_Exercise_: Reproduce every line of the listing as written, apart from the pictures.

_Excerpted data_:
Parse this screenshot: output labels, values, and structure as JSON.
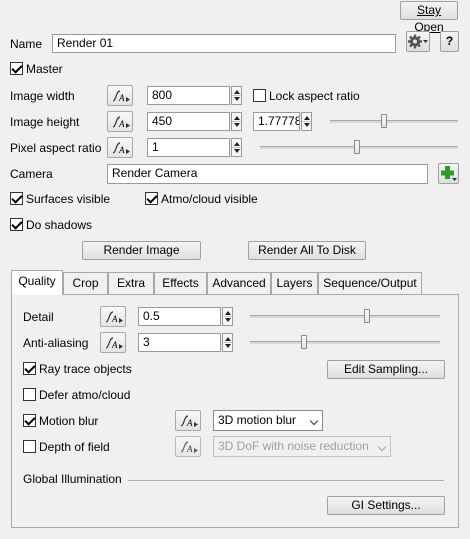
{
  "top": {
    "stay_open": "Stay Open"
  },
  "name_row": {
    "label": "Name",
    "value": "Render 01",
    "help": "?"
  },
  "master": {
    "label": "Master",
    "checked": true
  },
  "image_width": {
    "label": "Image width",
    "value": "800",
    "lock_label": "Lock aspect ratio"
  },
  "image_height": {
    "label": "Image height",
    "value": "450",
    "ratio": "1.77778"
  },
  "pixel_aspect": {
    "label": "Pixel aspect ratio",
    "value": "1"
  },
  "camera": {
    "label": "Camera",
    "value": "Render Camera"
  },
  "surfaces_visible": {
    "label": "Surfaces visible"
  },
  "atmo_visible": {
    "label": "Atmo/cloud visible"
  },
  "do_shadows": {
    "label": "Do shadows"
  },
  "actions": {
    "render_image": "Render Image",
    "render_all": "Render All To Disk"
  },
  "tabs": [
    "Quality",
    "Crop",
    "Extra",
    "Effects",
    "Advanced",
    "Layers",
    "Sequence/Output"
  ],
  "quality": {
    "detail_label": "Detail",
    "detail_value": "0.5",
    "aa_label": "Anti-aliasing",
    "aa_value": "3",
    "ray_trace": "Ray trace objects",
    "edit_sampling": "Edit Sampling...",
    "defer_atmo": "Defer atmo/cloud",
    "motion_blur": "Motion blur",
    "motion_blur_mode": "3D motion blur",
    "dof": "Depth of field",
    "dof_mode": "3D DoF with noise reduction",
    "gi_label": "Global Illumination",
    "gi_settings": "GI Settings..."
  },
  "icons": {
    "anim": "animation-curve-icon",
    "gear": "gear-icon",
    "add": "add-green-plus-icon"
  }
}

_Output for this exercise_:
Parse this screenshot: output labels, values, and structure as JSON.
{
  "top": {
    "stay_open": "Stay Open"
  },
  "name_row": {
    "label": "Name",
    "value": "Render 01",
    "help": "?"
  },
  "master": {
    "label": "Master",
    "checked": true
  },
  "image_width": {
    "label": "Image width",
    "value": "800",
    "lock_label": "Lock aspect ratio"
  },
  "image_height": {
    "label": "Image height",
    "value": "450",
    "ratio": "1.77778"
  },
  "pixel_aspect": {
    "label": "Pixel aspect ratio",
    "value": "1"
  },
  "camera": {
    "label": "Camera",
    "value": "Render Camera"
  },
  "surfaces_visible": {
    "label": "Surfaces visible"
  },
  "atmo_visible": {
    "label": "Atmo/cloud visible"
  },
  "do_shadows": {
    "label": "Do shadows"
  },
  "actions": {
    "render_image": "Render Image",
    "render_all": "Render All To Disk"
  },
  "tabs": [
    "Quality",
    "Crop",
    "Extra",
    "Effects",
    "Advanced",
    "Layers",
    "Sequence/Output"
  ],
  "quality": {
    "detail_label": "Detail",
    "detail_value": "0.5",
    "aa_label": "Anti-aliasing",
    "aa_value": "3",
    "ray_trace": "Ray trace objects",
    "edit_sampling": "Edit Sampling...",
    "defer_atmo": "Defer atmo/cloud",
    "motion_blur": "Motion blur",
    "motion_blur_mode": "3D motion blur",
    "dof": "Depth of field",
    "dof_mode": "3D DoF with noise reduction",
    "gi_label": "Global Illumination",
    "gi_settings": "GI Settings..."
  },
  "icons": {
    "anim": "animation-curve-icon",
    "gear": "gear-icon",
    "add": "add-green-plus-icon"
  }
}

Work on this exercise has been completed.